> EXERCISE INSTRUCTIONS
Every line that holds "data" should be shown.

————

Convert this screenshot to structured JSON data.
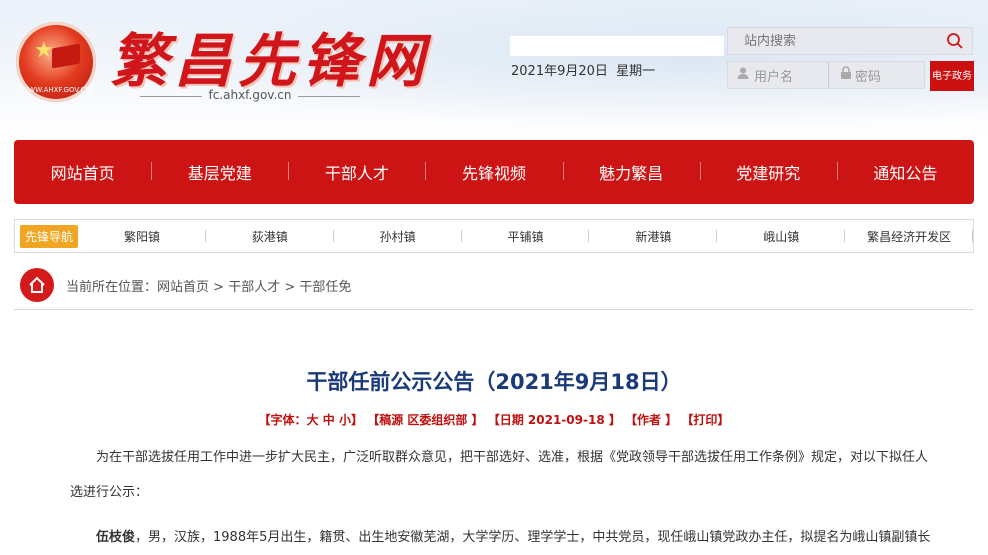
{
  "site": {
    "title": "繁昌先锋网",
    "domain": "fc.ahxf.gov.cn",
    "emblem_url": "WWW.AHXF.GOV.CN",
    "date": "2021年9月20日",
    "weekday": "星期一"
  },
  "search": {
    "placeholder": "站内搜索"
  },
  "login": {
    "username_placeholder": "用户名",
    "password_placeholder": "密码"
  },
  "egov": {
    "label": "电子政务"
  },
  "nav": {
    "items": [
      "网站首页",
      "基层党建",
      "干部人才",
      "先锋视频",
      "魅力繁昌",
      "党建研究",
      "通知公告"
    ]
  },
  "subnav": {
    "tag": "先锋导航",
    "items": [
      "繁阳镇",
      "荻港镇",
      "孙村镇",
      "平铺镇",
      "新港镇",
      "峨山镇",
      "繁昌经济开发区"
    ]
  },
  "breadcrumb": {
    "prefix": "当前所在位置：",
    "items": [
      "网站首页",
      "干部人才",
      "干部任免"
    ],
    "separator": " > "
  },
  "article": {
    "title": "干部任前公示公告（2021年9月18日）",
    "meta": {
      "font_label": "【字体：",
      "font_large": "大",
      "font_mid": "中",
      "font_small": "小",
      "font_close": "】",
      "source": "【稿源 区委组织部 】",
      "date": "【日期 2021-09-18 】",
      "author": "【作者 】",
      "print": "【打印】"
    },
    "para1": "为在干部选拔任用工作中进一步扩大民主，广泛听取群众意见，把干部选好、选准，根据《党政领导干部选拔任用工作条例》规定，对以下拟任人选进行公示：",
    "para2_name": "伍枝俊",
    "para2_text": "，男，汉族，1988年5月出生，籍贯、出生地安徽芜湖，大学学历、理学学士，中共党员，现任峨山镇党政办主任，拟提名为峨山镇副镇长"
  }
}
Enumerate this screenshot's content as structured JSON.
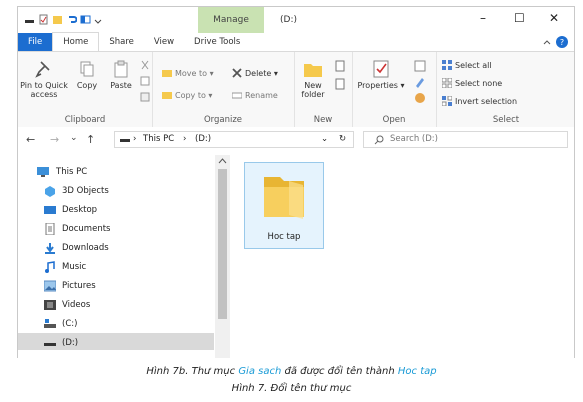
{
  "window": {
    "title": "(D:)",
    "manage_tab": "Manage",
    "controls": {
      "minimize": "–",
      "maximize": "☐",
      "close": "✕"
    }
  },
  "tabs": {
    "file": "File",
    "home": "Home",
    "share": "Share",
    "view": "View",
    "drive_tools": "Drive Tools"
  },
  "ribbon": {
    "clipboard": {
      "label": "Clipboard",
      "pin": "Pin to Quick access",
      "copy": "Copy",
      "paste": "Paste"
    },
    "organize": {
      "label": "Organize",
      "move_to": "Move to ▾",
      "copy_to": "Copy to ▾",
      "delete": "Delete ▾",
      "rename": "Rename"
    },
    "new": {
      "label": "New",
      "new_folder": "New folder"
    },
    "open": {
      "label": "Open",
      "properties": "Properties ▾"
    },
    "select": {
      "label": "Select",
      "select_all": "Select all",
      "select_none": "Select none",
      "invert": "Invert selection"
    }
  },
  "address": {
    "back": "←",
    "forward": "→",
    "recent": "⌄",
    "up": "↑",
    "path_this_pc": "This PC",
    "path_drive": "(D:)",
    "search_placeholder": "Search (D:)",
    "refresh": "↻",
    "dropdown": "⌄"
  },
  "nav_items": [
    {
      "label": "This PC",
      "icon": "pc-icon"
    },
    {
      "label": "3D Objects",
      "icon": "cube-icon"
    },
    {
      "label": "Desktop",
      "icon": "desktop-icon"
    },
    {
      "label": "Documents",
      "icon": "documents-icon"
    },
    {
      "label": "Downloads",
      "icon": "download-icon"
    },
    {
      "label": "Music",
      "icon": "music-icon"
    },
    {
      "label": "Pictures",
      "icon": "pictures-icon"
    },
    {
      "label": "Videos",
      "icon": "videos-icon"
    },
    {
      "label": "(C:)",
      "icon": "drive-icon"
    },
    {
      "label": "(D:)",
      "icon": "drive-icon",
      "selected": true
    }
  ],
  "content": {
    "folder_name": "Hoc tap"
  },
  "caption": {
    "line1_pre": "Hình 7b. Thư mục ",
    "line1_old": "Gia sach",
    "line1_mid": " đã được đổi tên thành ",
    "line1_new": "Hoc tap",
    "line2": "Hình 7. Đổi tên thư mục"
  },
  "colors": {
    "file_tab": "#1c6dd0",
    "manage_tab": "#c9e2b2",
    "caption_highlight": "#1a9bd6",
    "folder": "#f5c94c"
  }
}
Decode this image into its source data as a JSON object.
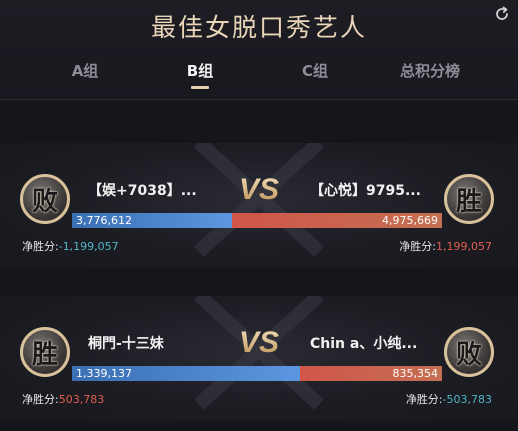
{
  "page": {
    "title": "最佳女脱口秀艺人",
    "refresh_icon": "refresh-icon"
  },
  "tabs": [
    {
      "label": "A组",
      "active": false
    },
    {
      "label": "B组",
      "active": true
    },
    {
      "label": "C组",
      "active": false
    },
    {
      "label": "总积分榜",
      "active": false
    }
  ],
  "colors": {
    "accent": "#e6d0ac",
    "blue_bar": "#4a82cc",
    "red_bar": "#cc5b4c",
    "negative": "#4fb6c8",
    "positive": "#e25d4f"
  },
  "matches": [
    {
      "vs": "VS",
      "left": {
        "name": "【娱+7038】...",
        "badge": "败",
        "votes": "3,776,612",
        "vote_count": 3776612,
        "net_label": "净胜分:",
        "net_value": "-1,199,057"
      },
      "right": {
        "name": "【心悦】9795...",
        "badge": "胜",
        "votes": "4,975,669",
        "vote_count": 4975669,
        "net_label": "净胜分:",
        "net_value": "1,199,057"
      }
    },
    {
      "vs": "VS",
      "left": {
        "name": "桐門-十三妹",
        "badge": "胜",
        "votes": "1,339,137",
        "vote_count": 1339137,
        "net_label": "净胜分:",
        "net_value": "503,783"
      },
      "right": {
        "name": "Chin a、小纯...",
        "badge": "败",
        "votes": "835,354",
        "vote_count": 835354,
        "net_label": "净胜分:",
        "net_value": "-503,783"
      }
    }
  ]
}
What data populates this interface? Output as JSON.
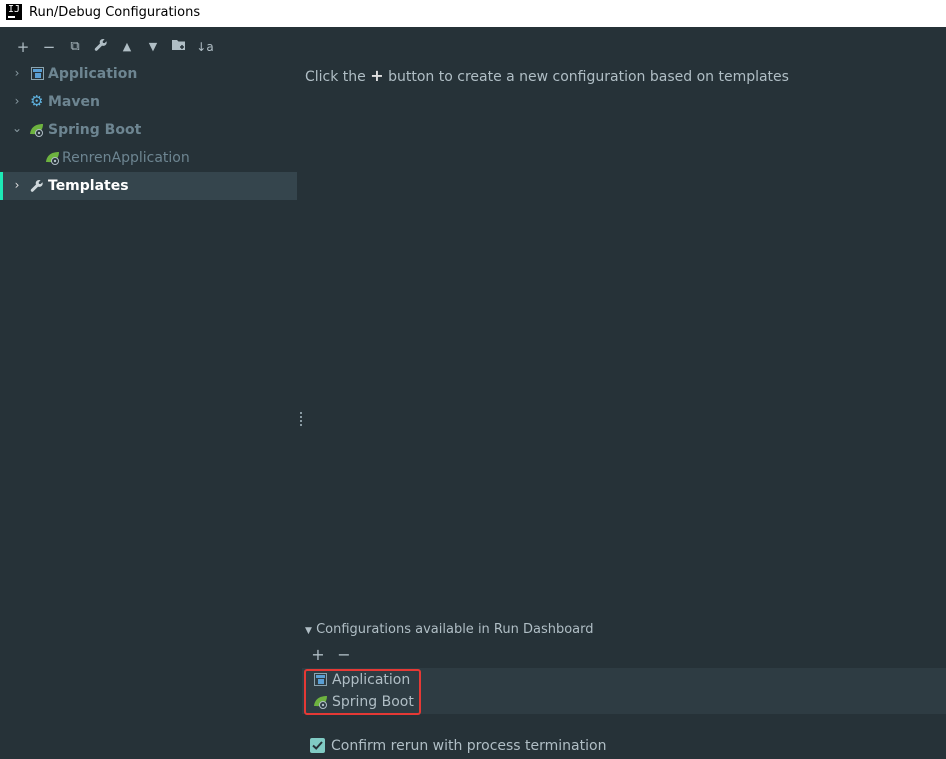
{
  "window": {
    "title": "Run/Debug Configurations",
    "app_icon_text": "IJ"
  },
  "toolbar": {
    "add": "+",
    "remove": "−",
    "copy": "⧉",
    "edit_defaults": "🔧",
    "move_up": "▲",
    "move_down": "▼",
    "folder": "📁",
    "sort": "↓a"
  },
  "tree": {
    "items": [
      {
        "label": "Application",
        "expanded": false,
        "icon": "application-icon"
      },
      {
        "label": "Maven",
        "expanded": false,
        "icon": "maven-gear-icon"
      },
      {
        "label": "Spring Boot",
        "expanded": true,
        "icon": "spring-boot-icon"
      },
      {
        "label": "RenrenApplication",
        "child": true,
        "icon": "spring-boot-icon"
      },
      {
        "label": "Templates",
        "selected": true,
        "icon": "wrench-icon"
      }
    ]
  },
  "main": {
    "hint_before": "Click the",
    "hint_plus": "+",
    "hint_after": "button to create a new configuration based on templates"
  },
  "dashboard": {
    "section_title": "Configurations available in Run Dashboard",
    "add": "+",
    "remove": "−",
    "items": [
      {
        "label": "Application",
        "icon": "application-icon"
      },
      {
        "label": "Spring Boot",
        "icon": "spring-boot-icon"
      }
    ]
  },
  "confirm_rerun": {
    "label": "Confirm rerun with process termination",
    "checked": true
  },
  "colors": {
    "background": "#263238",
    "selection": "#35454d",
    "accent": "#1de9b6",
    "checkbox": "#80cbc4",
    "highlight_border": "#e53935"
  }
}
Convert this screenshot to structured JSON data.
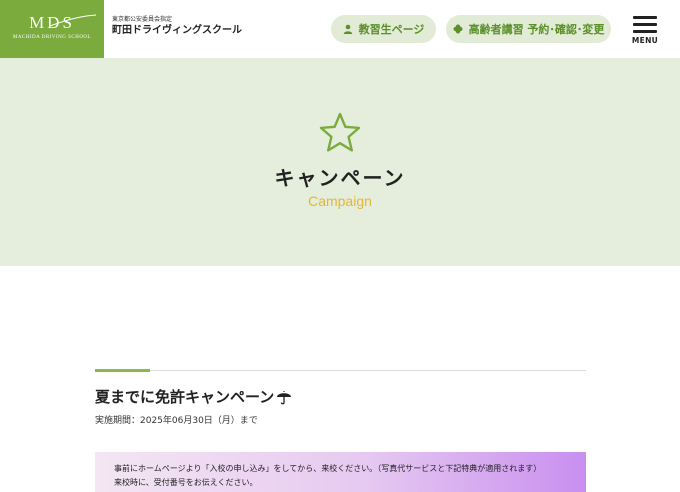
{
  "header": {
    "logo": {
      "mark": "MDS",
      "sub": "MACHIDA DRIVING SCHOOL"
    },
    "school_tag": "東京都公安委員会指定",
    "school_name": "町田ドライヴィングスクール",
    "student_page_label": "教習生ページ",
    "senior_course_label": "高齢者講習 予約･確認･変更",
    "menu_label": "MENU"
  },
  "hero": {
    "icon": "star-icon",
    "title": "キャンペーン",
    "subtitle": "Campaign"
  },
  "post": {
    "title": "夏までに免許キャンペーン",
    "title_icon": "umbrella-icon",
    "period": "実施期間：2025年06月30日（月）まで",
    "notice_line1": "事前にホームページより「入校の申し込み」をしてから、来校ください。（写真代サービスと下記特典が適用されます）",
    "notice_line2": "来校時に、受付番号をお伝えください。"
  },
  "colors": {
    "brand_green": "#7aab3c",
    "pill_bg": "#e2ebd5",
    "pill_text": "#5a8f2a",
    "hero_bg": "#e5eddc",
    "accent_yellow": "#e3b63a",
    "notice_purple": "#c98ff0"
  }
}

————

> THE RESULT
Convert this screenshot to structured JSON data.
Decode this image into its source data as a JSON object.
What data populates this interface? Output as JSON.
Convert this screenshot to structured JSON data.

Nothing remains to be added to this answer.